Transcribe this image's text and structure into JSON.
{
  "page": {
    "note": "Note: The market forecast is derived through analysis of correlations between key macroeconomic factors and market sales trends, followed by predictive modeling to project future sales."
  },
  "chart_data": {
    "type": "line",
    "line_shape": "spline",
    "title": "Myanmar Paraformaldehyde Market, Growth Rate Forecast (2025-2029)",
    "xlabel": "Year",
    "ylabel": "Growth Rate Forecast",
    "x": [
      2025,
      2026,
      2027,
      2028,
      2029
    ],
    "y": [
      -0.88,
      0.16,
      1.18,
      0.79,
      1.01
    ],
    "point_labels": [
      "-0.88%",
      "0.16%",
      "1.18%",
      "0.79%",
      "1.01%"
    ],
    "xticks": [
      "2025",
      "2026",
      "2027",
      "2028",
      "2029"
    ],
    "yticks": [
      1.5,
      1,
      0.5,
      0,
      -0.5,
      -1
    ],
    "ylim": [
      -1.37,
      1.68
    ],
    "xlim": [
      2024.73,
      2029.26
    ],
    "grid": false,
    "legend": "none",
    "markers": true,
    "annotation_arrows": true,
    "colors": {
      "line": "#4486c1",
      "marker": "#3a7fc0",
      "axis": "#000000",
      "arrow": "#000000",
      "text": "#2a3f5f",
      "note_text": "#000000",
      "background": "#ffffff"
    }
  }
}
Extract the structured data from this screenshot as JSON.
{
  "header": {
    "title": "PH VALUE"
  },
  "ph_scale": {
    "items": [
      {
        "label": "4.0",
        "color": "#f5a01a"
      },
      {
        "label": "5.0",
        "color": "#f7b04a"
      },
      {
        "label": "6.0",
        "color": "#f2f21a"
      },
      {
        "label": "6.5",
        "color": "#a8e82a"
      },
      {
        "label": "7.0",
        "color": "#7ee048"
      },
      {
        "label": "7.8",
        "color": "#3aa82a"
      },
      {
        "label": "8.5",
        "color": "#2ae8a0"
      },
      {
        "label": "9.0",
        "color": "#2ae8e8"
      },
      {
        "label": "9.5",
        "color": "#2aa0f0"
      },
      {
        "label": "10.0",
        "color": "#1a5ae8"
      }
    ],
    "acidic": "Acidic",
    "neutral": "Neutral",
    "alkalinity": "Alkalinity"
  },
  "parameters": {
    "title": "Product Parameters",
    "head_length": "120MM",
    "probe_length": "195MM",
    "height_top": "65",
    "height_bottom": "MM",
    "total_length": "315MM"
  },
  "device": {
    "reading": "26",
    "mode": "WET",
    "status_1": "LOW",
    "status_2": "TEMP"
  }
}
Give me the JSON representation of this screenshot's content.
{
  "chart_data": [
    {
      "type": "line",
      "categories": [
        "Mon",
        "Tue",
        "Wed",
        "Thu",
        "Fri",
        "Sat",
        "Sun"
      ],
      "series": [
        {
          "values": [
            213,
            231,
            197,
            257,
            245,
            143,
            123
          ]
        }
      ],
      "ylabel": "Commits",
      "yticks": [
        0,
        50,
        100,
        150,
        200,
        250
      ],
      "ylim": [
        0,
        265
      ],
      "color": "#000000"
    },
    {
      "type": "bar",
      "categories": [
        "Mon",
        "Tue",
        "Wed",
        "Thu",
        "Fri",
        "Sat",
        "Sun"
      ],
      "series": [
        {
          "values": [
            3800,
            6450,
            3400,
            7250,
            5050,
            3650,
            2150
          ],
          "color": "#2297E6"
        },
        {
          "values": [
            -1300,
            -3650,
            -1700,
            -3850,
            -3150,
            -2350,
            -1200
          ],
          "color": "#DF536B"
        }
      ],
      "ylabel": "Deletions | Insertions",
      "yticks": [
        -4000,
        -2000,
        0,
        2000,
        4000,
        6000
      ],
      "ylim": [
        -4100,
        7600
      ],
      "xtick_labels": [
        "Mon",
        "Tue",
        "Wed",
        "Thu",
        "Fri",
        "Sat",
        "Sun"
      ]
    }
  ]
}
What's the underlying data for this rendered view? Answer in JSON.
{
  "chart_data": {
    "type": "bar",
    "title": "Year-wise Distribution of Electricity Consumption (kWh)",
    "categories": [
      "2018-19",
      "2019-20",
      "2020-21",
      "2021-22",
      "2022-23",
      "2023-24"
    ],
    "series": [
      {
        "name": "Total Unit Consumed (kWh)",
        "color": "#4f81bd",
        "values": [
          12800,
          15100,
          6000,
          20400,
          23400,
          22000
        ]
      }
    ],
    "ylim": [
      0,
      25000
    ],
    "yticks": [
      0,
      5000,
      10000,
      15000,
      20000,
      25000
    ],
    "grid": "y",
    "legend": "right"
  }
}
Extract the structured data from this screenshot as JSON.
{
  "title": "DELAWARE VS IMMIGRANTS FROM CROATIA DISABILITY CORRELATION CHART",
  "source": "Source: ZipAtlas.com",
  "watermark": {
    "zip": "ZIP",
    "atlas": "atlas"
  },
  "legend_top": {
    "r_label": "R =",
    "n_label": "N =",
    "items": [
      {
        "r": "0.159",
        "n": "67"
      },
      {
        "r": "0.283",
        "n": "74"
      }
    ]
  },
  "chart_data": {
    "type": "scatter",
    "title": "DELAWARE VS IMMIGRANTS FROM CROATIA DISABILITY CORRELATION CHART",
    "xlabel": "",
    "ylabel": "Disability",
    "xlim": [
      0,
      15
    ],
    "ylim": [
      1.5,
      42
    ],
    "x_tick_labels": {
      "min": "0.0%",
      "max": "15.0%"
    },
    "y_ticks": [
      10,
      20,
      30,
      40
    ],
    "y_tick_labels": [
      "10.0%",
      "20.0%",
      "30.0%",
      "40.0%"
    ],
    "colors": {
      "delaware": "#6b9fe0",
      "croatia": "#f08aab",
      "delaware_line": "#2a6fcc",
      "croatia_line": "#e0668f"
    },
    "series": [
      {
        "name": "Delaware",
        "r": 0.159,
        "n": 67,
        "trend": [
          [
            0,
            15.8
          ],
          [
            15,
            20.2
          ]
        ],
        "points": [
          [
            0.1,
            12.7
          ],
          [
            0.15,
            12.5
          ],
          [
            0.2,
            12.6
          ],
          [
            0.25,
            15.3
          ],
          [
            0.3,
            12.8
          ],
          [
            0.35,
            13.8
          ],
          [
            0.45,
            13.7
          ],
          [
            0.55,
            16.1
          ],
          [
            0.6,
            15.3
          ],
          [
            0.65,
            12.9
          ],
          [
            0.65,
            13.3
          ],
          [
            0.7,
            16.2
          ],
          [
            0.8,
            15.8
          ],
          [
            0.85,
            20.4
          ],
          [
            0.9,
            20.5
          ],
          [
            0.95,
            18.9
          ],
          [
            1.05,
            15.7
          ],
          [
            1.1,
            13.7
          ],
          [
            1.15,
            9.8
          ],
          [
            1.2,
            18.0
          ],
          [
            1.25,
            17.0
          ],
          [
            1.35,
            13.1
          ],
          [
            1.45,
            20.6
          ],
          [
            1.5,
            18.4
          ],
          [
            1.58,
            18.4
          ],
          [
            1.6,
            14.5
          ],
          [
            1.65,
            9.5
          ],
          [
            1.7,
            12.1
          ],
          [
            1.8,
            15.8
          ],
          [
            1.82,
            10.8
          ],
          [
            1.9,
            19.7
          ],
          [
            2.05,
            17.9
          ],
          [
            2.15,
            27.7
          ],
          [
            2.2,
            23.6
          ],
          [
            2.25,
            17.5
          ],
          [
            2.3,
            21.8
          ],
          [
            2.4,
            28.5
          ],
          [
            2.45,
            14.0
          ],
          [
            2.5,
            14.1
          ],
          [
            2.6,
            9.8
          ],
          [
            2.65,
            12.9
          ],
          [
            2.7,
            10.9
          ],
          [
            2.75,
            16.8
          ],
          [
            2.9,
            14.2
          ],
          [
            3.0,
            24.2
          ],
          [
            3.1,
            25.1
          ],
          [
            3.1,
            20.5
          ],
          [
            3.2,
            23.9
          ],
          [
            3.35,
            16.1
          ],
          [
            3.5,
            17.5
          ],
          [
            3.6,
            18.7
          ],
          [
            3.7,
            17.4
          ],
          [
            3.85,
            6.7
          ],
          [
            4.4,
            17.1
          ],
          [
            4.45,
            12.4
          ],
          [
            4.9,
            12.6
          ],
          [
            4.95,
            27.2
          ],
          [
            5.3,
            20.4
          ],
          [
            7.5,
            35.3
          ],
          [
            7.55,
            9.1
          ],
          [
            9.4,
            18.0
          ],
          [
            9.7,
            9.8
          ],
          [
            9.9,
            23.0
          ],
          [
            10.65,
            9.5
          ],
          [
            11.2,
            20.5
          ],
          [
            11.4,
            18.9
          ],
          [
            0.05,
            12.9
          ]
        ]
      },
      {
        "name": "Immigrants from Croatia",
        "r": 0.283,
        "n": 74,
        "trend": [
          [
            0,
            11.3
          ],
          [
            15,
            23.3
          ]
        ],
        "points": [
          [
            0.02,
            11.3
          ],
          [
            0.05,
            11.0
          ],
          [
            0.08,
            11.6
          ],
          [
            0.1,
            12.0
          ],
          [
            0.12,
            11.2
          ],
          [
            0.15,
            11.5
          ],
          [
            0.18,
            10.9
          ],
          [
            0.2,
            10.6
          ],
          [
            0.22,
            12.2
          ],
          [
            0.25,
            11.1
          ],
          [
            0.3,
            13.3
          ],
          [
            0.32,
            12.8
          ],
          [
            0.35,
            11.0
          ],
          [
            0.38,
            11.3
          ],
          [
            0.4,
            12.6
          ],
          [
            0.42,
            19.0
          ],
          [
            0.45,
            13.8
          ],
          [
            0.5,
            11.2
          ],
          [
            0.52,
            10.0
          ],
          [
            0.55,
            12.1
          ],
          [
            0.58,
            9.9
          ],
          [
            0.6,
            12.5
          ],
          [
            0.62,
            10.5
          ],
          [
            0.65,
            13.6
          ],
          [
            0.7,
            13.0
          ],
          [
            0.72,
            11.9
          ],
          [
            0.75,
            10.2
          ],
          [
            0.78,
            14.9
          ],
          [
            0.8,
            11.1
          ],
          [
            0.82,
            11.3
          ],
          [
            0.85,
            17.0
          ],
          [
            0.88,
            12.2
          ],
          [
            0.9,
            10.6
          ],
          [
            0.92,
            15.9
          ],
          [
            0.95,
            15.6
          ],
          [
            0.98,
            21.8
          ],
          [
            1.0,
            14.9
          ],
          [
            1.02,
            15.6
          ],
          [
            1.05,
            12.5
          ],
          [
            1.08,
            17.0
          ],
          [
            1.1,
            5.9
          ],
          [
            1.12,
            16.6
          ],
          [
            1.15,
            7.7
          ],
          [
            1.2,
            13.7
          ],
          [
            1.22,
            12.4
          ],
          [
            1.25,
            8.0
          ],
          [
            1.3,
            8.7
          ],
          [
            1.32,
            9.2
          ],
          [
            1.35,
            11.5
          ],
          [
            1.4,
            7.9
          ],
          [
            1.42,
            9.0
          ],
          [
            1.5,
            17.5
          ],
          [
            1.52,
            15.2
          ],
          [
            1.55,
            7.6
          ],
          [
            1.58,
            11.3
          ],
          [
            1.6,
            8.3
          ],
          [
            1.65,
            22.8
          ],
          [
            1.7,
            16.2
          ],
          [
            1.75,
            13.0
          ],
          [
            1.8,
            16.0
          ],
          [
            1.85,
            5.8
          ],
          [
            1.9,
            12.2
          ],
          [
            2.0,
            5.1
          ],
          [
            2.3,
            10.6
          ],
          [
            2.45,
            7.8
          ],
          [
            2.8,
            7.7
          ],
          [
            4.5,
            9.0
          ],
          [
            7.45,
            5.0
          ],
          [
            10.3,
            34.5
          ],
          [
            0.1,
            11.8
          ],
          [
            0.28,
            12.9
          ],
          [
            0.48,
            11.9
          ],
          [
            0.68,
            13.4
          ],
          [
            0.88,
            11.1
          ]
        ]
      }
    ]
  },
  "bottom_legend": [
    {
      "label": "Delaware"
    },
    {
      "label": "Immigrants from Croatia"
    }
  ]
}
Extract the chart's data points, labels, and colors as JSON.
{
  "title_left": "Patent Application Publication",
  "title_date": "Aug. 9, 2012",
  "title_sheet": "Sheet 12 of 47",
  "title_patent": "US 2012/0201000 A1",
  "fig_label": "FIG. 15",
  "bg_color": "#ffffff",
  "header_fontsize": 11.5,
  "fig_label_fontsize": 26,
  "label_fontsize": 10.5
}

# Task details
Among the lines of the listing, how many hold the string "Rate"? Respond with only the number.

# Complete response
2